- **Stated task**
Identify the lines in the data below that contain "Increase" and give only how many there are.

[Source data]
---------------
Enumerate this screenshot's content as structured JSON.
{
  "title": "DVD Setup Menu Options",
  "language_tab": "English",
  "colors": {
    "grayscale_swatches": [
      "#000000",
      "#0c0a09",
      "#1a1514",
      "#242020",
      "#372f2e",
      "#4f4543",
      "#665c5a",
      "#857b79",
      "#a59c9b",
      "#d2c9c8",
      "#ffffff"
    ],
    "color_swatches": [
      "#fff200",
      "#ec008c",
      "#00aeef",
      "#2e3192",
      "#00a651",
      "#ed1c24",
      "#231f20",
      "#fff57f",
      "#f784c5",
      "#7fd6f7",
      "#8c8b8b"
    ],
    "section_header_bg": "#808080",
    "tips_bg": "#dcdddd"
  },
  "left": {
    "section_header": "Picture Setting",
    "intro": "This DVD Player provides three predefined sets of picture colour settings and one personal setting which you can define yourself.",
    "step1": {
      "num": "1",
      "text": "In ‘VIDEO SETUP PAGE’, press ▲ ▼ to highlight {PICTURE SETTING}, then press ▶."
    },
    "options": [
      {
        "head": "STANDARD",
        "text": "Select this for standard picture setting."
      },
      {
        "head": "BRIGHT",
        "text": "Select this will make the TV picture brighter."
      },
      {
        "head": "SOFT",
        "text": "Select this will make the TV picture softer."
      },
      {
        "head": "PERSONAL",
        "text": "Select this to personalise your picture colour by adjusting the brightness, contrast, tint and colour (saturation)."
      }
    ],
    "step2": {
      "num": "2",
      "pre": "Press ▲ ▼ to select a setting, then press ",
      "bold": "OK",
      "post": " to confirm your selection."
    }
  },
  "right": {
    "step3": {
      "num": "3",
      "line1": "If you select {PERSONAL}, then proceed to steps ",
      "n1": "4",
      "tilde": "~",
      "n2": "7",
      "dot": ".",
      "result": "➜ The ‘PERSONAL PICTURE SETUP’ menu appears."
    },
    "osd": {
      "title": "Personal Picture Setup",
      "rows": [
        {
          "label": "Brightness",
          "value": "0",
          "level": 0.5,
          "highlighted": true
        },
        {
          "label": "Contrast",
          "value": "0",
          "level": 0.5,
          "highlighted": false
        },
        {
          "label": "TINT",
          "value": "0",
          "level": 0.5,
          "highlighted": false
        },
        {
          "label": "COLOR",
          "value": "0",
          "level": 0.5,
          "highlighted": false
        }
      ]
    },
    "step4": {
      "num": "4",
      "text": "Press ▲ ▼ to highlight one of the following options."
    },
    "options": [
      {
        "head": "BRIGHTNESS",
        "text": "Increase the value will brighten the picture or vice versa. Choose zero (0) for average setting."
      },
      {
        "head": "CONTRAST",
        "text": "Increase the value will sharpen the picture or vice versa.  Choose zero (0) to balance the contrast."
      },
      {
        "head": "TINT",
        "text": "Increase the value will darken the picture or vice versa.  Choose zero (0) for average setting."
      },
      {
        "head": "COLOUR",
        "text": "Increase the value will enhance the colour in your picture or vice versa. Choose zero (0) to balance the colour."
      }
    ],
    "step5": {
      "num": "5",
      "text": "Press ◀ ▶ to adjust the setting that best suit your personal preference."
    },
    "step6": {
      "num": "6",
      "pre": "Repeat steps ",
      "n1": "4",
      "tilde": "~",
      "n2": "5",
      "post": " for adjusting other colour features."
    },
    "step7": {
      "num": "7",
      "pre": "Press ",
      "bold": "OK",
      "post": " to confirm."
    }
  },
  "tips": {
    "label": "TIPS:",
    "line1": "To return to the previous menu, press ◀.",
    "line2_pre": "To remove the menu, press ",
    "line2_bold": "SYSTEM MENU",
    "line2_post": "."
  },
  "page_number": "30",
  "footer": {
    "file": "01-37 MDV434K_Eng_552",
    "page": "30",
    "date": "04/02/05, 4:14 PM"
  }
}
---------------
- **Written response**
4